▸ What is required:
Reproduce all the lines below exactly and omit the images.

▸ Excerpted records:
"""
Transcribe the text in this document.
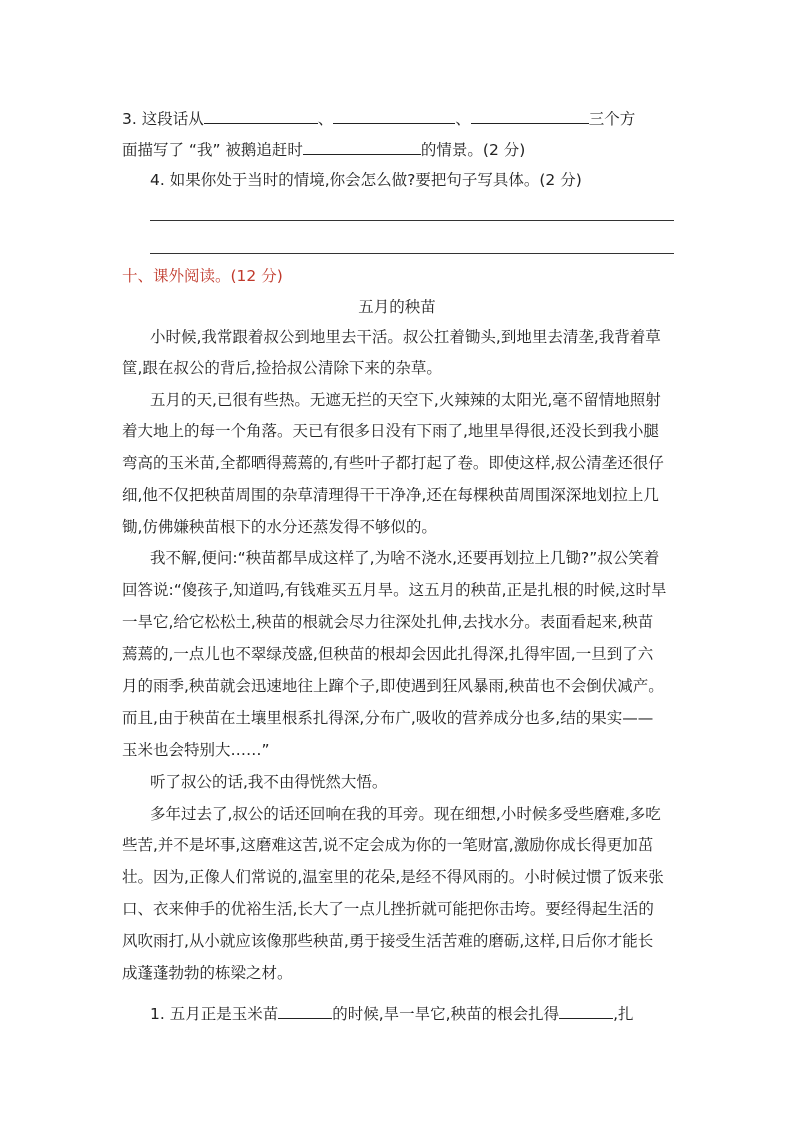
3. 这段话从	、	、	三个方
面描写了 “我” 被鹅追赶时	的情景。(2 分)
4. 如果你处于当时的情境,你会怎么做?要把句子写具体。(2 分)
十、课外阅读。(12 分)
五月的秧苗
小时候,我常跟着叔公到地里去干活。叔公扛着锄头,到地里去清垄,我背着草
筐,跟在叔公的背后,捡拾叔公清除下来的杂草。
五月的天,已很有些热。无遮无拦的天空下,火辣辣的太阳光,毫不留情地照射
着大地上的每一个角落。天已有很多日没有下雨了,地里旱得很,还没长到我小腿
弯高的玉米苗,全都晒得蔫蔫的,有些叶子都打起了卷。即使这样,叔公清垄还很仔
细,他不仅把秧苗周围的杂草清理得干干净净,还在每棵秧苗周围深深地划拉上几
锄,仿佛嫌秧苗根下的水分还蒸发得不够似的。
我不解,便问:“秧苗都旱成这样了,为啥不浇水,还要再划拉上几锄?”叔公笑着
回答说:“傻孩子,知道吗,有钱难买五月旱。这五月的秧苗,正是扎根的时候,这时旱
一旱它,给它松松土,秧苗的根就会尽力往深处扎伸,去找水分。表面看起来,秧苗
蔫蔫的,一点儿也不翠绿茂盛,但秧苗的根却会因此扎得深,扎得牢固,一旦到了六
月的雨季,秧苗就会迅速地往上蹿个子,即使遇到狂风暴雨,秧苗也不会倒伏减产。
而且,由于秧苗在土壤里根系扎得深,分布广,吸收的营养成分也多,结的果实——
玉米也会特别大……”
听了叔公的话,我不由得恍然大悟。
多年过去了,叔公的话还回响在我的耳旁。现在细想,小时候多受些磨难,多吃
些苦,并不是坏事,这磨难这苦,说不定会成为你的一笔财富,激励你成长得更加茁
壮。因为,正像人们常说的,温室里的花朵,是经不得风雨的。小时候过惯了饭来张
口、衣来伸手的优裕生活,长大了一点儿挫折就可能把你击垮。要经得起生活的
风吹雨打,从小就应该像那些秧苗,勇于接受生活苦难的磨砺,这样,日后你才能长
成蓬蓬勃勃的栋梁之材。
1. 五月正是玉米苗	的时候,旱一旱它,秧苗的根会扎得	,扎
"""
▸ Task answer:
Transcribe the text in this document.
3. 这段话从	、	、	三个方
面描写了 “我” 被鹅追赶时	的情景。(2 分)
4. 如果你处于当时的情境,你会怎么做?要把句子写具体。(2 分)
十、课外阅读。(12 分)
五月的秧苗
小时候,我常跟着叔公到地里去干活。叔公扛着锄头,到地里去清垄,我背着草
筐,跟在叔公的背后,捡拾叔公清除下来的杂草。
五月的天,已很有些热。无遮无拦的天空下,火辣辣的太阳光,毫不留情地照射
着大地上的每一个角落。天已有很多日没有下雨了,地里旱得很,还没长到我小腿
弯高的玉米苗,全都晒得蔫蔫的,有些叶子都打起了卷。即使这样,叔公清垄还很仔
细,他不仅把秧苗周围的杂草清理得干干净净,还在每棵秧苗周围深深地划拉上几
锄,仿佛嫌秧苗根下的水分还蒸发得不够似的。
我不解,便问:“秧苗都旱成这样了,为啥不浇水,还要再划拉上几锄?”叔公笑着
回答说:“傻孩子,知道吗,有钱难买五月旱。这五月的秧苗,正是扎根的时候,这时旱
一旱它,给它松松土,秧苗的根就会尽力往深处扎伸,去找水分。表面看起来,秧苗
蔫蔫的,一点儿也不翠绿茂盛,但秧苗的根却会因此扎得深,扎得牢固,一旦到了六
月的雨季,秧苗就会迅速地往上蹿个子,即使遇到狂风暴雨,秧苗也不会倒伏减产。
而且,由于秧苗在土壤里根系扎得深,分布广,吸收的营养成分也多,结的果实——
玉米也会特别大……”
听了叔公的话,我不由得恍然大悟。
多年过去了,叔公的话还回响在我的耳旁。现在细想,小时候多受些磨难,多吃
些苦,并不是坏事,这磨难这苦,说不定会成为你的一笔财富,激励你成长得更加茁
壮。因为,正像人们常说的,温室里的花朵,是经不得风雨的。小时候过惯了饭来张
口、衣来伸手的优裕生活,长大了一点儿挫折就可能把你击垮。要经得起生活的
风吹雨打,从小就应该像那些秧苗,勇于接受生活苦难的磨砺,这样,日后你才能长
成蓬蓬勃勃的栋梁之材。
1. 五月正是玉米苗	的时候,旱一旱它,秧苗的根会扎得	,扎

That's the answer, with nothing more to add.